Text extract
================================

The chamber briefly took up the sales tax measure before a group of legislators used a procedural move to delay further consideration until next week. Spectators had packed the House chamber's upper gallery to watch the debate.

Momentum has been building to raise South Dakota's teacher pay, which a state task force studying education funding said is the lowest of the 50 states and District of Columbia.

Education organization representatives, members of the Daugaard administration and teachers sporting buttons decrying South Dakota's standing among other states spoke with lawmakers much of the day before the planned vote.

The bill faces a substantial political test in the House, before potentially treading an easier path through the Senate. It takes two-thirds support in each chamber to pass a tax hike.

Daugaard's office said he is "optimistic" about his proposal's chances. The governor stepped out of a meeting to talk with a group of teachers and advocates in the state Capitol rotunda, asking them to return next week if they can.

He told them not to give up.

"This just gives us more days to continue to take that message out, and so we'll be out in the communities this weekend talking to people," said Mary McCorkle, president of the South Dakota Education Association, a professional organization with more than 5,000 members.

Lorrie Esmay, superintendent at Jones County School District, said she plans to use the time to contact lawmakers and will return to the Capitol next week for the vote.

Her son, Jordan Esmay, is a teacher in Belle Fourche. Esmay said he used a personal day to be at the Capitol for the debate.

"Like normal, we don't see anything happen," Esmay said.

Republican Rep. Jim Stalzer, who made the procedural motion, said he wanted more time to digest proposed amendments to the legislation. Stalzer said he supports an increase for teachers, but not necessarily a tax increase.

Tony Venhuizen, the governor's chief of staff, said the administration sees the delay as a sign that opponents "know that they don't have the votes to kill it."

Meanwhile, Americans for Prosperity South Dakota State Director Ben Lee said in a statement that lawmakers should use the time to figure out how to reprioritize existing funding for teacher pay rather than raising taxes.

Republican Daugaard's sales tax increase would raise more than $100 million in the upcoming budget year, most of which would be put toward helping raise the state's target average teacher salary to $48,500 per year.

South Dakota's average teacher salary of $40,023 in 2013-2014 lagged an average of six states that border it by $11,888 a year and was $8,643 behind the next lowest neighbor, North Dakota, the state task force found.

About $62.4 million from the sales tax hike would go toward teacher salaries and about $40 million would go to property tax relief, according to the governor's office.

House Republican leader Brian Gosch is pursuing a teacher pay hike without increasing taxes.

"I think it would have been really close, one way or the other," he said of the vote.

================================

Given material

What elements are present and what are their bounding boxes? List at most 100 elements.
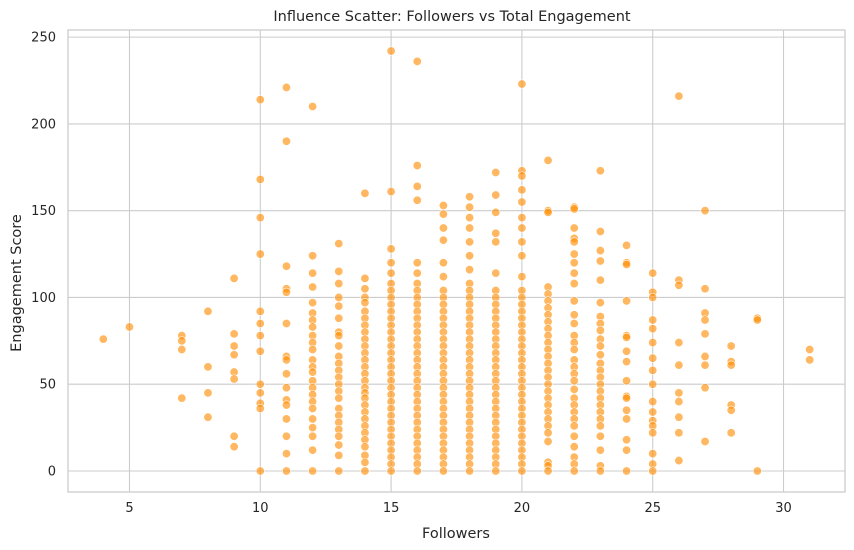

================================

Task details
Copy word for word the part of the South Dakota teacher pay article from "South Dakota's average" to "task force found.".

Result of the task
South Dakota's average teacher salary of $40,023 in 2013-2014 lagged an average of six states that border it by $11,888 a year and was $8,643 behind the next lowest neighbor, North Dakota, the state task force found.